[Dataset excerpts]
=====
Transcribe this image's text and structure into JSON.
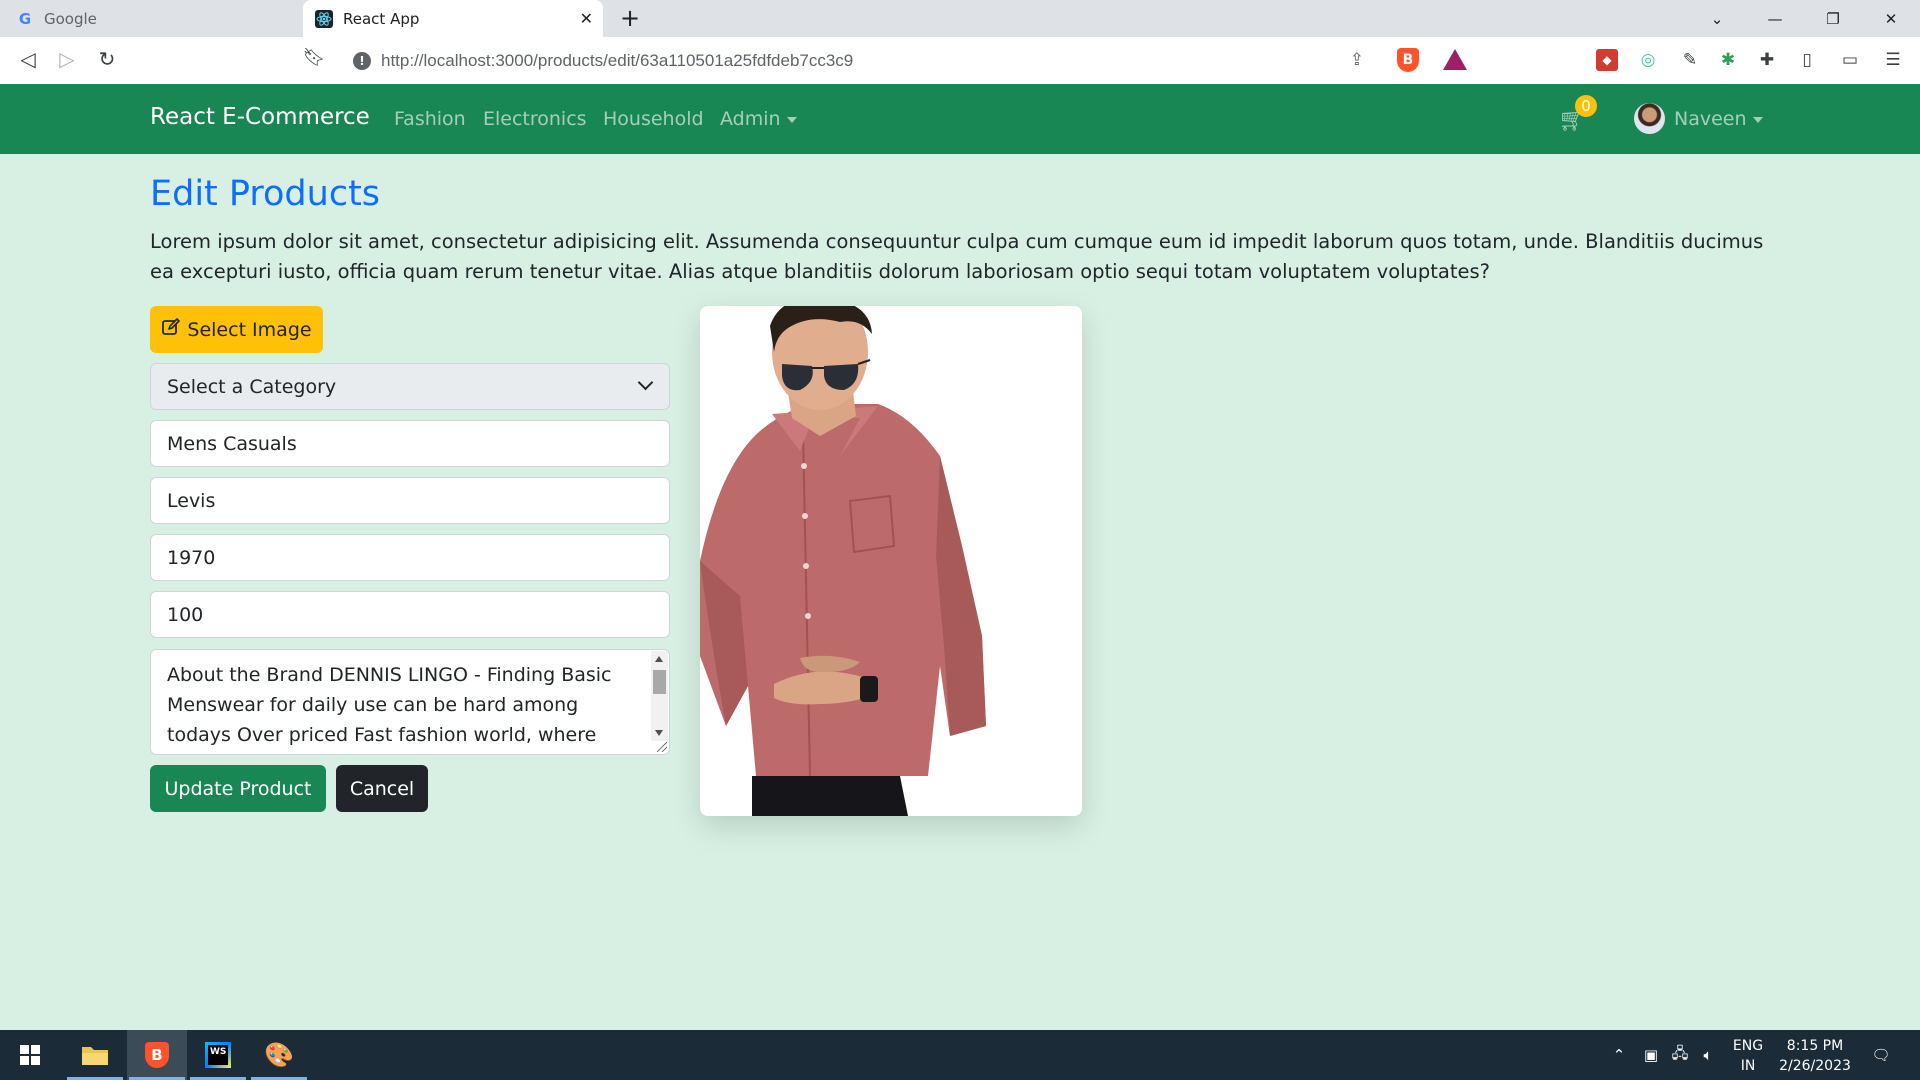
{
  "browser": {
    "tabs": [
      {
        "title": "Google",
        "active": false
      },
      {
        "title": "React App",
        "active": true
      }
    ],
    "url": "http://localhost:3000/products/edit/63a110501a25fdfdeb7cc3c9"
  },
  "navbar": {
    "brand": "React E-Commerce",
    "links": [
      "Fashion",
      "Electronics",
      "Household",
      "Admin"
    ],
    "cart_count": "0",
    "user": "Naveen"
  },
  "page": {
    "title": "Edit Products",
    "description": "Lorem ipsum dolor sit amet, consectetur adipisicing elit. Assumenda consequuntur culpa cum cumque eum id impedit laborum quos totam, unde. Blanditiis ducimus ea excepturi iusto, officia quam rerum tenetur vitae. Alias atque blanditiis dolorum laboriosam optio sequi totam voluptatem voluptates?"
  },
  "form": {
    "select_image_label": "Select Image",
    "category_selected": "Select a Category",
    "name": "Mens Casuals",
    "brand": "Levis",
    "price": "1970",
    "quantity": "100",
    "description_visible": "About the Brand DENNIS LINGO - Finding Basic Menswear for daily use can be hard among todays Over priced Fast fashion world, where trends",
    "update_label": "Update Product",
    "cancel_label": "Cancel"
  },
  "taskbar": {
    "lang_line1": "ENG",
    "lang_line2": "IN",
    "time": "8:15 PM",
    "date": "2/26/2023"
  },
  "colors": {
    "navbar": "#198754",
    "title": "#0d6efd",
    "select_image_button": "#ffc107",
    "page_background": "#d8f0e4"
  }
}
=====
Using the records above, copy each line that contains "title".

        "title": "Google",
        "title": "React App",
    "title": "Edit Products",
    "title": "#0d6efd",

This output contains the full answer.